Records provided —

— BEGIN —

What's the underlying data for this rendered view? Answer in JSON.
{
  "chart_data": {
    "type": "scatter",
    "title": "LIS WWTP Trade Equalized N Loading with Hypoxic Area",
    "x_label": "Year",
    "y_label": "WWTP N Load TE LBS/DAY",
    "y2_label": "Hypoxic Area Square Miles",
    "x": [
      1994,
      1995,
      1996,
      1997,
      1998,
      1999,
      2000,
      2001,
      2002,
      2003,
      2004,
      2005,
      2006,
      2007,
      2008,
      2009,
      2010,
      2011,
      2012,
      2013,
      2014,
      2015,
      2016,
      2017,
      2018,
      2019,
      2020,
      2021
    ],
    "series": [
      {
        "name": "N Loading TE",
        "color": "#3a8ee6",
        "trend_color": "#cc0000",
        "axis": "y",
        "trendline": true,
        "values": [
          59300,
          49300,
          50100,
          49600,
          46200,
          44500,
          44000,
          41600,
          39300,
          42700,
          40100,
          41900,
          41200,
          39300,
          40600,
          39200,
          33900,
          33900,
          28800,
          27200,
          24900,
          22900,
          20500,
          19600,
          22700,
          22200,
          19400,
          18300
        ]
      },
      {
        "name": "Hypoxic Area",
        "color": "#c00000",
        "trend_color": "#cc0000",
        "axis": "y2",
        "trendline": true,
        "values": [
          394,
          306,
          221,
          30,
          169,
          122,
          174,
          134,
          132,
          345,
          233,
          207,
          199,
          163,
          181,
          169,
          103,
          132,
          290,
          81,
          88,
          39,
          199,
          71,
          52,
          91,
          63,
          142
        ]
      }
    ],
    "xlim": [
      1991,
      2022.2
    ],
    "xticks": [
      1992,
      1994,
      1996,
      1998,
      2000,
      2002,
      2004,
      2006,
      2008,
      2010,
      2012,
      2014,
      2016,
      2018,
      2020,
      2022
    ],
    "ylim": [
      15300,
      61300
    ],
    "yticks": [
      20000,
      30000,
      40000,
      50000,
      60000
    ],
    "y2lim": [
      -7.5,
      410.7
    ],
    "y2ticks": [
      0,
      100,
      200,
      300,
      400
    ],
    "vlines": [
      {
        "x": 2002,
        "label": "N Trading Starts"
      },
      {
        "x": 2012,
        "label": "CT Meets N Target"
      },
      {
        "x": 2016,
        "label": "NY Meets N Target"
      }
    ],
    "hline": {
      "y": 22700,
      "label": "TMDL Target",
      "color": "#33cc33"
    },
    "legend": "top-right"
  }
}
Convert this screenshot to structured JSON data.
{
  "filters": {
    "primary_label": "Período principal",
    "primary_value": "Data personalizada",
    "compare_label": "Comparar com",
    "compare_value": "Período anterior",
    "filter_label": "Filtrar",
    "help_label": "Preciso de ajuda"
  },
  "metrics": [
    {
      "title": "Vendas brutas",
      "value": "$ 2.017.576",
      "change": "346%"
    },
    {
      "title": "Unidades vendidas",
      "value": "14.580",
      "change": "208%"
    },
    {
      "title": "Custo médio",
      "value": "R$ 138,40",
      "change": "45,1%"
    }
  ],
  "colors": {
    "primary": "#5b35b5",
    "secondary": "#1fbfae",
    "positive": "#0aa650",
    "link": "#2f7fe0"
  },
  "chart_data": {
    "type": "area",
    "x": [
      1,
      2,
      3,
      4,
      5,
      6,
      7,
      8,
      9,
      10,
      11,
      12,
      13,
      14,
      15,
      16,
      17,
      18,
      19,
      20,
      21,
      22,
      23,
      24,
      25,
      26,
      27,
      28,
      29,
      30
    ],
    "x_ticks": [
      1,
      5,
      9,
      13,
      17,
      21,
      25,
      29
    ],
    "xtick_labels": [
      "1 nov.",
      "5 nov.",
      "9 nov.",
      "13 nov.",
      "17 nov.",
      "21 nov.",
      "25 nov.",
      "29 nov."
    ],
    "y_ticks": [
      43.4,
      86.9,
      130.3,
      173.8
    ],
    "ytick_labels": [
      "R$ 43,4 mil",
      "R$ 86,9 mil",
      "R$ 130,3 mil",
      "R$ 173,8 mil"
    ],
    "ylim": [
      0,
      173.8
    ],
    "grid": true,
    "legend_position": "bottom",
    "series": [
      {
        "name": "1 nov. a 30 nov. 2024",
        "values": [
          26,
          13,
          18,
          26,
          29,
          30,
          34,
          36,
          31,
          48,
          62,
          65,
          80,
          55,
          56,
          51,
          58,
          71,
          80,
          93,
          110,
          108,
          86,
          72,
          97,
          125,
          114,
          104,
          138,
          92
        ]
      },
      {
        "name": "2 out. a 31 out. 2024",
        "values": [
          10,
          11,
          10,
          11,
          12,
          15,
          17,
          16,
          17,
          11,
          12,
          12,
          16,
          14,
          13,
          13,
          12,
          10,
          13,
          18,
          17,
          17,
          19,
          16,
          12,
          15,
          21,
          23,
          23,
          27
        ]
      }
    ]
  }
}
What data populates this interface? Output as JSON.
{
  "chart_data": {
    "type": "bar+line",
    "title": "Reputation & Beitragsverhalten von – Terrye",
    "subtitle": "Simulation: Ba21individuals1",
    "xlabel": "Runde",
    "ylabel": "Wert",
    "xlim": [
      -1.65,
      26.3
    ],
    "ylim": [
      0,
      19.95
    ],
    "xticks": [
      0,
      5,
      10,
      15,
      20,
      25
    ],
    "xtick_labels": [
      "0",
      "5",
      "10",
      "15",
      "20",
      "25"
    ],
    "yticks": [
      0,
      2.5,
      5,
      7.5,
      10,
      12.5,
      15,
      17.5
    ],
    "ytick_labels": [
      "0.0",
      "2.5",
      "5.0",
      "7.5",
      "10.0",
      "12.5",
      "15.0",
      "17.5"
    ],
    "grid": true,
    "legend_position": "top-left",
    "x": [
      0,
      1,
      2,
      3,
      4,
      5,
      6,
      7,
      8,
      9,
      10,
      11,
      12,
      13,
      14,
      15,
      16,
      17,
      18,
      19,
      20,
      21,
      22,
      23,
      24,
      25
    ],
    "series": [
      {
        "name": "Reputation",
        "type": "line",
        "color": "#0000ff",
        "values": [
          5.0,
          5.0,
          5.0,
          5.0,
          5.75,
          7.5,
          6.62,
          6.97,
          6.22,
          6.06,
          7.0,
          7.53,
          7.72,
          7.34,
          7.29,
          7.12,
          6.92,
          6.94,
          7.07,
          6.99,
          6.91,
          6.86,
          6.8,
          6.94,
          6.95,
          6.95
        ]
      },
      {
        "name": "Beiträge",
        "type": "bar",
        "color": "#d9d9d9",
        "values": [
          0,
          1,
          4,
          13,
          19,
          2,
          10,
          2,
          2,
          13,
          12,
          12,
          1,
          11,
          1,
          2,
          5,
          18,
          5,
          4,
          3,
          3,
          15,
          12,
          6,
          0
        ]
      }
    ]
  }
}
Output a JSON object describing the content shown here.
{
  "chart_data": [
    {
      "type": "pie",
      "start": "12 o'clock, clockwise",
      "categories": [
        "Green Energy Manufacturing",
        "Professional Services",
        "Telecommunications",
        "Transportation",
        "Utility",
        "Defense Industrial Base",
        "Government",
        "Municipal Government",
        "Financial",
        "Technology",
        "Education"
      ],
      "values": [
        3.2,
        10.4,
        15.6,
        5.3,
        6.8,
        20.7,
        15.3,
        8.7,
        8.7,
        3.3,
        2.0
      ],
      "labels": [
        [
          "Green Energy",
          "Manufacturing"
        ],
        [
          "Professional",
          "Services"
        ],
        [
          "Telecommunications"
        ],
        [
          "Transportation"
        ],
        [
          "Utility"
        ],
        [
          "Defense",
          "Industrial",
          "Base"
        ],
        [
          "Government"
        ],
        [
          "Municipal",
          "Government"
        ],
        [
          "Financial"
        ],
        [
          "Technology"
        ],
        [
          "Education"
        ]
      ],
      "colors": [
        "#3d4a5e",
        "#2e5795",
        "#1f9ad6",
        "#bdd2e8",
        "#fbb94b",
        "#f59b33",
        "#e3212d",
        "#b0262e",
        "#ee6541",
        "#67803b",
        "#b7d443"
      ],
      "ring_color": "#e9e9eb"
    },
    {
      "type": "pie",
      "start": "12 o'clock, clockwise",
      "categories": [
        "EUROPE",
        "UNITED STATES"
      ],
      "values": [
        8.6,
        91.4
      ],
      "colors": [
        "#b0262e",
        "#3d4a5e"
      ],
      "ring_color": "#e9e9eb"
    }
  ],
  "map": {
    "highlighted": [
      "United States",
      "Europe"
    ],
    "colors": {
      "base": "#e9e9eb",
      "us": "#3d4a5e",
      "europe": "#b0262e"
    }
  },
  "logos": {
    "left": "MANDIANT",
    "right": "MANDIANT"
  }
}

— END —

Description of the task —
In the listing above, locate each line with "JSON" and copy it.

Task output —
What's the underlying data for this rendered view? Answer in JSON.
Convert this screenshot to structured JSON data.
What data populates this interface? Output as JSON.
Output a JSON object describing the content shown here.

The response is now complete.